■ AIM OF THE TASK
Reproduce every line in the listing that contains the word "name".

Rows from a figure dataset
((
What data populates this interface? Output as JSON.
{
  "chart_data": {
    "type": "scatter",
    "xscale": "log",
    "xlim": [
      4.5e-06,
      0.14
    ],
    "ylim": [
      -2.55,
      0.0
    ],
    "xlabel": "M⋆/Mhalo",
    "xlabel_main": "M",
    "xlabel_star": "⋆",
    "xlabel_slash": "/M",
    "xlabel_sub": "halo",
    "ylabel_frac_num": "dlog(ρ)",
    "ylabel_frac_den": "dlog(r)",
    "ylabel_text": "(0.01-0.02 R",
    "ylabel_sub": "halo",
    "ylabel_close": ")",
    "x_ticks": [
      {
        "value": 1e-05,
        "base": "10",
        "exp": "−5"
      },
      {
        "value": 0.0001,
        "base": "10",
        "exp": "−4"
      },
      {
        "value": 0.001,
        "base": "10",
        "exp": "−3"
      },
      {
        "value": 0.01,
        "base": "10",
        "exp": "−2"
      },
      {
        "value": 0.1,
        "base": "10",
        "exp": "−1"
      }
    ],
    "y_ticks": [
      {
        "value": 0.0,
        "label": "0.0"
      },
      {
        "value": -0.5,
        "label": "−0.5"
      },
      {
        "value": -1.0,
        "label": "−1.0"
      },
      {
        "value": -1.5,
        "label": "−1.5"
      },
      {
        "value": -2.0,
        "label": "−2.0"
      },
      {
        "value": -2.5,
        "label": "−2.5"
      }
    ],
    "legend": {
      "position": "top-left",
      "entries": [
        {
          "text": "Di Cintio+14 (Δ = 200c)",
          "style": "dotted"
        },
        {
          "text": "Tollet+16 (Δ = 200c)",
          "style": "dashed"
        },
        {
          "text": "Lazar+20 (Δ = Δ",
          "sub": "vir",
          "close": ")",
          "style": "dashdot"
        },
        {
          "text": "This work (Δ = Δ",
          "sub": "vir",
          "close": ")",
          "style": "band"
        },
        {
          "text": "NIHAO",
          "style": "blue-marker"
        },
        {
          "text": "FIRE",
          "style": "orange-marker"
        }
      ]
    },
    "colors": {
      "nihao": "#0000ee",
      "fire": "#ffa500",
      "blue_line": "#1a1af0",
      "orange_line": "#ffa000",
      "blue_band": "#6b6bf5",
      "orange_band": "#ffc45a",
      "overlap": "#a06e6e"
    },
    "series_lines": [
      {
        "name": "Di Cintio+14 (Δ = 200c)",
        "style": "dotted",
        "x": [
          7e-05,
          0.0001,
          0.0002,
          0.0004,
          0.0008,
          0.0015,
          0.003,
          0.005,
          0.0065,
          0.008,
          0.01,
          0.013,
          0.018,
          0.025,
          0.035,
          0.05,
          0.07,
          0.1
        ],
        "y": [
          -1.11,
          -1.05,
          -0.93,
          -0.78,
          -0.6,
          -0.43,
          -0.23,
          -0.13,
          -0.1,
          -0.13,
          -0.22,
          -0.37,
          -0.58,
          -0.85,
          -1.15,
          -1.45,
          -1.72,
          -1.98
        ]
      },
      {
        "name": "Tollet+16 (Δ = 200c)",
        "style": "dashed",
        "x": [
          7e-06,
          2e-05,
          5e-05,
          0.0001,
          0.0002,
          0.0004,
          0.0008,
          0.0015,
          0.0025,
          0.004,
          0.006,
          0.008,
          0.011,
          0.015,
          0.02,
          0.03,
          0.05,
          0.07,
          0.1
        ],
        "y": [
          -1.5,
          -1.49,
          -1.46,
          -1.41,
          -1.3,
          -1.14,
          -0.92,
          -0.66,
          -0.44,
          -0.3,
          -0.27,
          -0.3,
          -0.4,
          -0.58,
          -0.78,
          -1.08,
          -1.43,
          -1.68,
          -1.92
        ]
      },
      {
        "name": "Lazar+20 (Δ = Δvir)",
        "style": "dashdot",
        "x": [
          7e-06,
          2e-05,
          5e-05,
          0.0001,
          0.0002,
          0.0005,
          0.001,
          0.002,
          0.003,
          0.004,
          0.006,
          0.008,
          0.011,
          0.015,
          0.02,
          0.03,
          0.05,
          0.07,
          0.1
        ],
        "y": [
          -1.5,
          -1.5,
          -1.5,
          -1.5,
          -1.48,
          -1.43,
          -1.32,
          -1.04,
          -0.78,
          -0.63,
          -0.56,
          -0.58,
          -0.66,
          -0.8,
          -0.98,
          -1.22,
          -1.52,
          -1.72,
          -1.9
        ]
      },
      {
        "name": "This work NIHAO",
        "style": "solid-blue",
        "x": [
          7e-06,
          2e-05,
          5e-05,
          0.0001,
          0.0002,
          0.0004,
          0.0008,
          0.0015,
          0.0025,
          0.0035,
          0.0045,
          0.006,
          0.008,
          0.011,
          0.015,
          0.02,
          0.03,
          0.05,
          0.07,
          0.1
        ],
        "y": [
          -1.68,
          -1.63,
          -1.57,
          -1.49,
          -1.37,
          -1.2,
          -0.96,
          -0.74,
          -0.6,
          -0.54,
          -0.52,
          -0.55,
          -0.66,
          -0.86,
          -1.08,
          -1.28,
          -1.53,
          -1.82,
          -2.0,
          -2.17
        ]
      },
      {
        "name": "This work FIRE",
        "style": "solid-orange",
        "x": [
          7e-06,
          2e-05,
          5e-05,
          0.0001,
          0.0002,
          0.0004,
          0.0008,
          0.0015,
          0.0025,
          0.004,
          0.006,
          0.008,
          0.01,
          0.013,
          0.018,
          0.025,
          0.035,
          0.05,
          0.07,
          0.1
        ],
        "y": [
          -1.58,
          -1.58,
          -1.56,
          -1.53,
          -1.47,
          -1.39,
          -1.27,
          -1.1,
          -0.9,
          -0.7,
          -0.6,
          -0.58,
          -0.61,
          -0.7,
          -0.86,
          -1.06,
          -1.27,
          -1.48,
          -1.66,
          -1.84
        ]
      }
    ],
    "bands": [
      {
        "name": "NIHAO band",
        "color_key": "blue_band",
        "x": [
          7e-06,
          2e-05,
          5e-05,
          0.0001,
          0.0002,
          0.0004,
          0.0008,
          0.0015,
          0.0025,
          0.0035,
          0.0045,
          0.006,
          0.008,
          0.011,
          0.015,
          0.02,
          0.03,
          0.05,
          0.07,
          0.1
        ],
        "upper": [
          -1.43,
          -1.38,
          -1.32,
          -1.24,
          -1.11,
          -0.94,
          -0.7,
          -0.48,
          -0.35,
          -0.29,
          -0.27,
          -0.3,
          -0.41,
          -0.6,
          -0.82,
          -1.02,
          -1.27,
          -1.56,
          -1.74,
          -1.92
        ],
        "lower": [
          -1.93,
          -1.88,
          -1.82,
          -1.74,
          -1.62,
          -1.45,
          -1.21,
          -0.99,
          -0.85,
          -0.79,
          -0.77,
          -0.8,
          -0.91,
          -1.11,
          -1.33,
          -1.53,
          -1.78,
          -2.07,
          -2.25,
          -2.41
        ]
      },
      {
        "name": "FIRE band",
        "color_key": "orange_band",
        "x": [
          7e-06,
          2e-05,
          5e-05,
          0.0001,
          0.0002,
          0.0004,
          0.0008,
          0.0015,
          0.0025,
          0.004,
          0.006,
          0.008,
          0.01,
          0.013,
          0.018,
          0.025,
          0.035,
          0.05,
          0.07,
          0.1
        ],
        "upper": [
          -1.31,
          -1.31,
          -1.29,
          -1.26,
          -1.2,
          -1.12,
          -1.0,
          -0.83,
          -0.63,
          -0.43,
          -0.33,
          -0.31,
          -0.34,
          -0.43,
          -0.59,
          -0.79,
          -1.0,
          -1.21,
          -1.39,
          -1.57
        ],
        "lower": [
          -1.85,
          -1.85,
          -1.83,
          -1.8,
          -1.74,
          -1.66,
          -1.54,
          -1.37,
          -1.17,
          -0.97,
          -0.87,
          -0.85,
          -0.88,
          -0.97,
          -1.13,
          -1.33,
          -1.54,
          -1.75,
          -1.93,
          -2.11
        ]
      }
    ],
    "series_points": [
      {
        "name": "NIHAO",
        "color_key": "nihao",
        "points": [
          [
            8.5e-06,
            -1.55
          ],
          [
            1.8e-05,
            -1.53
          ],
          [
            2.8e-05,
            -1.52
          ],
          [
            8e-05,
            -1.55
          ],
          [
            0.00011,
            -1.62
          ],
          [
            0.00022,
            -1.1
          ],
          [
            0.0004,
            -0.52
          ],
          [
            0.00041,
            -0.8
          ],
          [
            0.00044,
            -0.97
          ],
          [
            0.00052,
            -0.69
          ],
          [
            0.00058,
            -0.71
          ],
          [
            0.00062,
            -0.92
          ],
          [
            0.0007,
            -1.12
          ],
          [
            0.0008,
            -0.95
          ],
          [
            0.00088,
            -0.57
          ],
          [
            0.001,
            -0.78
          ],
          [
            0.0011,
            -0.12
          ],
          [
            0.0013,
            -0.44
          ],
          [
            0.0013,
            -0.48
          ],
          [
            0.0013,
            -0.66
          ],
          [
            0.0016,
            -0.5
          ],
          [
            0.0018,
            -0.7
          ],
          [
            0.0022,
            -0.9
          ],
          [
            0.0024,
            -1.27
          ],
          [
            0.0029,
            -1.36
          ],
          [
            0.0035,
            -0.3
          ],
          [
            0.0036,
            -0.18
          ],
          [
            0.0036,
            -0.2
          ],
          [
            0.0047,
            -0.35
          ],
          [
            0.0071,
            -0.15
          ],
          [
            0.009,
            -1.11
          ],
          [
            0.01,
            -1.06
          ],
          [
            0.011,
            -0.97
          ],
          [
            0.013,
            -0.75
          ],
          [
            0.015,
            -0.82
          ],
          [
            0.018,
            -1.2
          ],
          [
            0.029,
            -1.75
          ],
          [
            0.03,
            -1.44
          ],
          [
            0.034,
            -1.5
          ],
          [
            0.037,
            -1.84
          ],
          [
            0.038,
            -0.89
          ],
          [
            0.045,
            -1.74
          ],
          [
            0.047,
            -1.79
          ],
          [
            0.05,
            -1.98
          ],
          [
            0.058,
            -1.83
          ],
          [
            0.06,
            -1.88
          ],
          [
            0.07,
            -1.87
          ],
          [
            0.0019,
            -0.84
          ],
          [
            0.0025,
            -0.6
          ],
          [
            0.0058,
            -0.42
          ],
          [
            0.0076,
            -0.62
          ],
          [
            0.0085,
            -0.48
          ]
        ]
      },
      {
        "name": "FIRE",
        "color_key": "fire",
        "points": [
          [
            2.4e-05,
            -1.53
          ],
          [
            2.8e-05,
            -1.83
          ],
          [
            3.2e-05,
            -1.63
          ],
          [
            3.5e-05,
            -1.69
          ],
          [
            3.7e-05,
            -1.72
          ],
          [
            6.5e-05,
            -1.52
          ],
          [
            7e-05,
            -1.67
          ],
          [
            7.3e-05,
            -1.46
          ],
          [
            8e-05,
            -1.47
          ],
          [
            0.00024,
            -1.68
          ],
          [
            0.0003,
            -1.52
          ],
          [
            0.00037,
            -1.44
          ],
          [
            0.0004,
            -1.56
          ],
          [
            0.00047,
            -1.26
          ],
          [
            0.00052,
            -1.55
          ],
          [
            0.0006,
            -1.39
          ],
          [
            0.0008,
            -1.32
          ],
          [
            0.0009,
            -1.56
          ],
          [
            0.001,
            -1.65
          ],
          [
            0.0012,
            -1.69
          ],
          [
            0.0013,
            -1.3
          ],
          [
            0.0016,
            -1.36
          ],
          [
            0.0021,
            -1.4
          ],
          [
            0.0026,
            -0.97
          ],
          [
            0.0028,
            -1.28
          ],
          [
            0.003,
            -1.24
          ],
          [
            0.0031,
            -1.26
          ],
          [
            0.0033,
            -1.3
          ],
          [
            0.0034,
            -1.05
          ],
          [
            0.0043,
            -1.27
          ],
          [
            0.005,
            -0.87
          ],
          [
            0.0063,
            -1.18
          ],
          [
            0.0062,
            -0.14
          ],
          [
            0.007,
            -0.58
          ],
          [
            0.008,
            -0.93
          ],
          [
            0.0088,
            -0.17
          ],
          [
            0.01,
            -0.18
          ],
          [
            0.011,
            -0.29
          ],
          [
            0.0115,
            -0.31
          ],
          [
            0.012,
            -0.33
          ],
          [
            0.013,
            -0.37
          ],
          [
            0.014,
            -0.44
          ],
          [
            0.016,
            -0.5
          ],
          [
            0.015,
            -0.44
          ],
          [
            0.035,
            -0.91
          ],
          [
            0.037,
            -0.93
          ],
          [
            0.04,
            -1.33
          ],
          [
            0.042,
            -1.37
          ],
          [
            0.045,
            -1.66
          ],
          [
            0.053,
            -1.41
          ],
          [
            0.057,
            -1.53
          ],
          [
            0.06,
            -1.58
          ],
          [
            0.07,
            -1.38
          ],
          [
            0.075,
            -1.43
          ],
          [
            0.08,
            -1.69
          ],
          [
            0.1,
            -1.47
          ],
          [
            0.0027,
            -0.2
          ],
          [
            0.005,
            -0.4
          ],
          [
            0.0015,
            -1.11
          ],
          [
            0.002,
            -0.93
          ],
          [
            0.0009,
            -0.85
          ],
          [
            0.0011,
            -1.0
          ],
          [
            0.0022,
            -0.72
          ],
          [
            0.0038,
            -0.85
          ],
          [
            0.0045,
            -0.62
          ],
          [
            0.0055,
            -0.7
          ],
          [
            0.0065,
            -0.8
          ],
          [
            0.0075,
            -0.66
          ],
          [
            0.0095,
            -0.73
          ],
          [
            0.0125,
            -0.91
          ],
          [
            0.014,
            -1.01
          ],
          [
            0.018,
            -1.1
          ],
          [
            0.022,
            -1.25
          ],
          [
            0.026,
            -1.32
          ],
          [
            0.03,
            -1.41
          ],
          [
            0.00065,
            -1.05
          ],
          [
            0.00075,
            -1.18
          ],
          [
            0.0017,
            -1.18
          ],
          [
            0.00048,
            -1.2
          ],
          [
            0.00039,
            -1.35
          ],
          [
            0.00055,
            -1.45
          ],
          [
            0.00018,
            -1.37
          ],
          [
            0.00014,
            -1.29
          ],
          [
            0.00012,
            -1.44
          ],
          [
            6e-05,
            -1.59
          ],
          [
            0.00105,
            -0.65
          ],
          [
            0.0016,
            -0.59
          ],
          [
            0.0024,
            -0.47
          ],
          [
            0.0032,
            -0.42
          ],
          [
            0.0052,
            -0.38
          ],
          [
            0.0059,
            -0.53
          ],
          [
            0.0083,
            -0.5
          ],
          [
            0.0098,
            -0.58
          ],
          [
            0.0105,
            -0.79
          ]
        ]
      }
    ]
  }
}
))
■ ANSWER TO THIS PROBLEM
        "name": "Di Cintio+14 (Δ = 200c)",
        "name": "Tollet+16 (Δ = 200c)",
        "name": "Lazar+20 (Δ = Δvir)",
        "name": "This work NIHAO",
        "name": "This work FIRE",
        "name": "NIHAO band",
        "name": "FIRE band",
        "name": "NIHAO",
        "name": "FIRE",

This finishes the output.